**** DATA SHOWN

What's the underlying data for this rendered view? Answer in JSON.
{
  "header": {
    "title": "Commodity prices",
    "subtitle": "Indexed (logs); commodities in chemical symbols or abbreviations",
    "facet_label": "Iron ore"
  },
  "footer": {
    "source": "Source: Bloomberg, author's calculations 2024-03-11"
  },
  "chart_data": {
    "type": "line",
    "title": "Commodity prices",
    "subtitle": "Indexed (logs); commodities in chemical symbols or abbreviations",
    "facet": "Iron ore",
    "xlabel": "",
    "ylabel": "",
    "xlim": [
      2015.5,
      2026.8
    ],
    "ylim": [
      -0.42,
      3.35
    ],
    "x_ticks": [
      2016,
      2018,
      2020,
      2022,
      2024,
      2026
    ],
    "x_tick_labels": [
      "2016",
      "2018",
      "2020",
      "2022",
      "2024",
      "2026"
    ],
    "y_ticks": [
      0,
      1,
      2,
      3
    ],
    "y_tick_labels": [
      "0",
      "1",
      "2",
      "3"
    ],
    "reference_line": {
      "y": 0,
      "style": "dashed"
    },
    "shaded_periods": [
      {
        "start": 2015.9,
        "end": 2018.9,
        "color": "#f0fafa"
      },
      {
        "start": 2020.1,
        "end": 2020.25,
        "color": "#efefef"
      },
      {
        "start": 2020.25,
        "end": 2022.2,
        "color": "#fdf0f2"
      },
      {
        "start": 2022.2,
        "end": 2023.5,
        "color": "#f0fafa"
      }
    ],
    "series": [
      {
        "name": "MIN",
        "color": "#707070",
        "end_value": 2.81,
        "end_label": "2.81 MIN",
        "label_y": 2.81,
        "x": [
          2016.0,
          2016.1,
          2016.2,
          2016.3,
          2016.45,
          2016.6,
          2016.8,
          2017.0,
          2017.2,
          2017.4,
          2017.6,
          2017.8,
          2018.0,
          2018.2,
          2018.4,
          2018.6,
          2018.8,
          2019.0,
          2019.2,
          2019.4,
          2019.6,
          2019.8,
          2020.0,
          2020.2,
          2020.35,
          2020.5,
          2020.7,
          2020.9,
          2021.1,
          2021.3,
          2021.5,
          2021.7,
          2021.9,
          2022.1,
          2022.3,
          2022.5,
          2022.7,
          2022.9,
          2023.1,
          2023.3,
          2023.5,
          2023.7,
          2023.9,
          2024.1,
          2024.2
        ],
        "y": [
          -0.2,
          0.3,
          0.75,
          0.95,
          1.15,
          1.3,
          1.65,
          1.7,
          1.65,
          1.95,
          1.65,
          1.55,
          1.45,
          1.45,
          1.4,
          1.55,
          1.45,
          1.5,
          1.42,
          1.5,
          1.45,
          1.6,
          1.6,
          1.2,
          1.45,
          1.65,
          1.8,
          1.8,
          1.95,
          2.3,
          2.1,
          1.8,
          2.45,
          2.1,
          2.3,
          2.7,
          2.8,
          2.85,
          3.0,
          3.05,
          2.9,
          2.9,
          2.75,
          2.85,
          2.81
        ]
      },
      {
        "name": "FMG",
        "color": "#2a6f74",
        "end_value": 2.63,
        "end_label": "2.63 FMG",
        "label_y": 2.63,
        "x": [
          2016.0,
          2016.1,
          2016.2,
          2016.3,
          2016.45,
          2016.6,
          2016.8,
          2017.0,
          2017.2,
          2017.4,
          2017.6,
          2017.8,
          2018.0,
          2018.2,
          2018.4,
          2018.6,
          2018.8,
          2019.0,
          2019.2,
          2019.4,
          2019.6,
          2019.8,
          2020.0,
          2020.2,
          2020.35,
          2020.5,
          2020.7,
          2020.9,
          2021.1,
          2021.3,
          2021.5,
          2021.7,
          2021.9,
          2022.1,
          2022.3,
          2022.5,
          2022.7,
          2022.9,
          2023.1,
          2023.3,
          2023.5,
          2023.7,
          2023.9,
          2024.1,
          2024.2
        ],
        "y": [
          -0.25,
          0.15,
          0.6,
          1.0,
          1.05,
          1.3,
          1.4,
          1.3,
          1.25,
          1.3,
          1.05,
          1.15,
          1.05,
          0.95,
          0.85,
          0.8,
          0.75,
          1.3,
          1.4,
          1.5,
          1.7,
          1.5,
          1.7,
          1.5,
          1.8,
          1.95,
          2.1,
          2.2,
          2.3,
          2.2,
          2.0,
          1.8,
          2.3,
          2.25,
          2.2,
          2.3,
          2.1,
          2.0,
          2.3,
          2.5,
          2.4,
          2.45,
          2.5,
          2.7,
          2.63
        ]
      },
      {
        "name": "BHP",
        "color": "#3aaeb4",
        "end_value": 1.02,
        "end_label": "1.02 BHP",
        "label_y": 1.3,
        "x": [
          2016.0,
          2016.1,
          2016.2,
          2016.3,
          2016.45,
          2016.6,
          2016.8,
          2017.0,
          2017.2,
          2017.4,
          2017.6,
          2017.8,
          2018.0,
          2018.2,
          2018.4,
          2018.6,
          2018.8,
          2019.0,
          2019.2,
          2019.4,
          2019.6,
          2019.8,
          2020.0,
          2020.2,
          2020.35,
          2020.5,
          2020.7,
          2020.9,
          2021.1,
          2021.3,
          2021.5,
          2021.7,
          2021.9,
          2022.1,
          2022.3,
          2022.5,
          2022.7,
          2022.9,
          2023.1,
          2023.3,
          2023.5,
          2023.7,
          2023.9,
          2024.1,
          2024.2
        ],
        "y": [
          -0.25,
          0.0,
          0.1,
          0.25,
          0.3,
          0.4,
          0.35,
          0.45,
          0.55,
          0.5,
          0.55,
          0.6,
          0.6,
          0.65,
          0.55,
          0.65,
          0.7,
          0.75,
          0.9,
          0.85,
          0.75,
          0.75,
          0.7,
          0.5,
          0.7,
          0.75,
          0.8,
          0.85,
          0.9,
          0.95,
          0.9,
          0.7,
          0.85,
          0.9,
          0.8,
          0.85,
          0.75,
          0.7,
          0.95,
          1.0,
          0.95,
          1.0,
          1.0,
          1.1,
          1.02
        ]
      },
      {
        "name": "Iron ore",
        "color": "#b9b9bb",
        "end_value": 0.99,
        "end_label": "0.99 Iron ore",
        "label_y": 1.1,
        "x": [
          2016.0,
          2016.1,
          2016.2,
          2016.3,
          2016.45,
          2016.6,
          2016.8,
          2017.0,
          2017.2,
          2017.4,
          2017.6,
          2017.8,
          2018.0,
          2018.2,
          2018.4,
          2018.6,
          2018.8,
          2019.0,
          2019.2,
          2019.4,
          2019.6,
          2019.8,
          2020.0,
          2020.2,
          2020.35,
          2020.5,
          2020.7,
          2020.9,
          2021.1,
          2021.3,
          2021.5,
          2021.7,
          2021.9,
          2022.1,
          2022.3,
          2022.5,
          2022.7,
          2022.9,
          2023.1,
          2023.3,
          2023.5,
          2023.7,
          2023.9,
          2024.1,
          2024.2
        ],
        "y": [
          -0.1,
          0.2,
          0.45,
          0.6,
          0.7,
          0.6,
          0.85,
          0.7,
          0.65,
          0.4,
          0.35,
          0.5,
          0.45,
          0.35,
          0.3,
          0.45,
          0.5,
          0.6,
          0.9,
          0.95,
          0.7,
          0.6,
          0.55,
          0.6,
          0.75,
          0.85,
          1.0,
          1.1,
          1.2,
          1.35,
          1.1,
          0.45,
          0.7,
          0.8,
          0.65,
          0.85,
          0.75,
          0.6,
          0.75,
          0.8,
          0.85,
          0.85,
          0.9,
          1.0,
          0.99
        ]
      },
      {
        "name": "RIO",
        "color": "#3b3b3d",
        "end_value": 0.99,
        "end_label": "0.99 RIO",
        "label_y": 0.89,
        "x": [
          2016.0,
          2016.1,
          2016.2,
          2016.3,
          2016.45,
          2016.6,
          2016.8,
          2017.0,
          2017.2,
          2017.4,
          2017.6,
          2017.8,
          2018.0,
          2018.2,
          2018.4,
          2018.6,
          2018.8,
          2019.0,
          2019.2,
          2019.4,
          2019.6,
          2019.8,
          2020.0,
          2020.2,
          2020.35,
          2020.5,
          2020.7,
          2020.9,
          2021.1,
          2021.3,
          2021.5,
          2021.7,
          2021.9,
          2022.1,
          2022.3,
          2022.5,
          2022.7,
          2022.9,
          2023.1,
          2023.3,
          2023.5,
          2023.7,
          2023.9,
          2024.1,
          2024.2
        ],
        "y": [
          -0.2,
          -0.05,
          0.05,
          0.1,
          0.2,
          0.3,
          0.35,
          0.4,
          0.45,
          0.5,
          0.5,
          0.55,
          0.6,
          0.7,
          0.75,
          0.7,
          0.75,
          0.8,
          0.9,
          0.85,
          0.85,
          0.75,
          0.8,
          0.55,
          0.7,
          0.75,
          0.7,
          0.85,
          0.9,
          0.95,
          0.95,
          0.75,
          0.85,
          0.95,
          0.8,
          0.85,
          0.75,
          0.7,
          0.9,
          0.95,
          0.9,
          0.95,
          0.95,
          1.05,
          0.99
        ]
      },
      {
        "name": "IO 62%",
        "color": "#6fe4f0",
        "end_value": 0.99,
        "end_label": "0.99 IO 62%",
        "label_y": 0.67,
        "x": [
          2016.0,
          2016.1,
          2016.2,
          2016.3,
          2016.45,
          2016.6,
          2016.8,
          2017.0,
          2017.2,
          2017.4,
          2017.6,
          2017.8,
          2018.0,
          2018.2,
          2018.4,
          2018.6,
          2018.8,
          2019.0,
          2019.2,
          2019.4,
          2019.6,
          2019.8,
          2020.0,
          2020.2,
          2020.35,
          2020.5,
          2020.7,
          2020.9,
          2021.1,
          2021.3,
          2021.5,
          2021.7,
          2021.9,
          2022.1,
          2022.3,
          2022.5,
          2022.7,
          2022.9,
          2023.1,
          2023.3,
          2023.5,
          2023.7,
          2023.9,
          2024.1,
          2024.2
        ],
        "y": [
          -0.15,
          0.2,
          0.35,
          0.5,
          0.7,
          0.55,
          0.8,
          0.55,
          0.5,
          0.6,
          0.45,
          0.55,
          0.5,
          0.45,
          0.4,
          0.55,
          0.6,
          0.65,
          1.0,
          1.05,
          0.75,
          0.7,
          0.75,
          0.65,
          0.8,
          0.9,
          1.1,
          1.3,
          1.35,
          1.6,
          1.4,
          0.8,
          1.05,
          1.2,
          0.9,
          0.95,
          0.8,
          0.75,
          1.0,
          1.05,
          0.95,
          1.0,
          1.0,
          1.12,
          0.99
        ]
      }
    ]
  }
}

********

» STATED GOAL
Return each line among the entries that holds the word "color".

» FULL OUTPUT
        "color": "#f0fafa"
        "color": "#efefef"
        "color": "#fdf0f2"
        "color": "#f0fafa"
        "color": "#707070",
        "color": "#2a6f74",
        "color": "#3aaeb4",
        "color": "#b9b9bb",
        "color": "#3b3b3d",
        "color": "#6fe4f0",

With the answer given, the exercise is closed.